Written problem
Return the entries below verbatim. Pictures stay out.

Data for this task
-- Start --

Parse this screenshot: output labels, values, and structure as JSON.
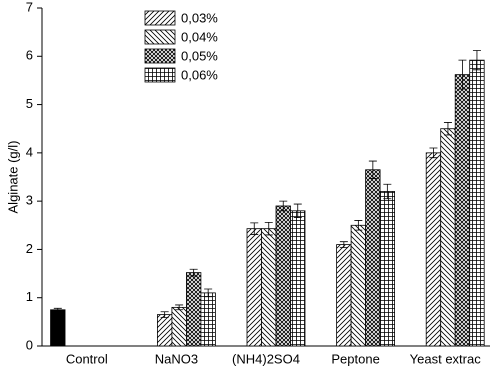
{
  "chart_data": {
    "type": "bar",
    "ylabel": "Alginate (g/l)",
    "categories": [
      "Control",
      "NaNO3",
      "(NH4)2SO4",
      "Peptone",
      "Yeast  extrac"
    ],
    "series": [
      {
        "color": "#000000",
        "pattern": "solid",
        "values": [
          0.75,
          null,
          null,
          null,
          null
        ],
        "errors": [
          0.03,
          null,
          null,
          null,
          null
        ]
      },
      {
        "name": "0,03%",
        "color": "#000000",
        "pattern": "diagonal",
        "values": [
          null,
          0.65,
          2.43,
          2.1,
          4.0
        ],
        "errors": [
          null,
          0.06,
          0.12,
          0.06,
          0.1
        ]
      },
      {
        "name": "0,04%",
        "color": "#000000",
        "pattern": "back-diagonal",
        "values": [
          null,
          0.8,
          2.43,
          2.5,
          4.5
        ],
        "errors": [
          null,
          0.05,
          0.13,
          0.1,
          0.13
        ]
      },
      {
        "name": "0,05%",
        "color": "#000000",
        "pattern": "crosshatch",
        "values": [
          null,
          1.52,
          2.9,
          3.65,
          5.62
        ],
        "errors": [
          null,
          0.07,
          0.1,
          0.18,
          0.3
        ]
      },
      {
        "name": "0,06%",
        "color": "#000000",
        "pattern": "grid",
        "values": [
          null,
          1.1,
          2.8,
          3.2,
          5.92
        ],
        "errors": [
          null,
          0.08,
          0.14,
          0.15,
          0.2
        ]
      }
    ],
    "ylim": [
      0,
      7
    ],
    "yticks": [
      0,
      1,
      2,
      3,
      4,
      5,
      6,
      7
    ],
    "legend": "top-left"
  }
}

-- End --

The output
Parse this screenshot: output labels, values, and structure as JSON.
{
  "chart_data": {
    "type": "bar",
    "ylabel": "Alginate (g/l)",
    "categories": [
      "Control",
      "NaNO3",
      "(NH4)2SO4",
      "Peptone",
      "Yeast  extrac"
    ],
    "series": [
      {
        "color": "#000000",
        "pattern": "solid",
        "values": [
          0.75,
          null,
          null,
          null,
          null
        ],
        "errors": [
          0.03,
          null,
          null,
          null,
          null
        ]
      },
      {
        "name": "0,03%",
        "color": "#000000",
        "pattern": "diagonal",
        "values": [
          null,
          0.65,
          2.43,
          2.1,
          4.0
        ],
        "errors": [
          null,
          0.06,
          0.12,
          0.06,
          0.1
        ]
      },
      {
        "name": "0,04%",
        "color": "#000000",
        "pattern": "back-diagonal",
        "values": [
          null,
          0.8,
          2.43,
          2.5,
          4.5
        ],
        "errors": [
          null,
          0.05,
          0.13,
          0.1,
          0.13
        ]
      },
      {
        "name": "0,05%",
        "color": "#000000",
        "pattern": "crosshatch",
        "values": [
          null,
          1.52,
          2.9,
          3.65,
          5.62
        ],
        "errors": [
          null,
          0.07,
          0.1,
          0.18,
          0.3
        ]
      },
      {
        "name": "0,06%",
        "color": "#000000",
        "pattern": "grid",
        "values": [
          null,
          1.1,
          2.8,
          3.2,
          5.92
        ],
        "errors": [
          null,
          0.08,
          0.14,
          0.15,
          0.2
        ]
      }
    ],
    "ylim": [
      0,
      7
    ],
    "yticks": [
      0,
      1,
      2,
      3,
      4,
      5,
      6,
      7
    ],
    "legend": "top-left"
  }
}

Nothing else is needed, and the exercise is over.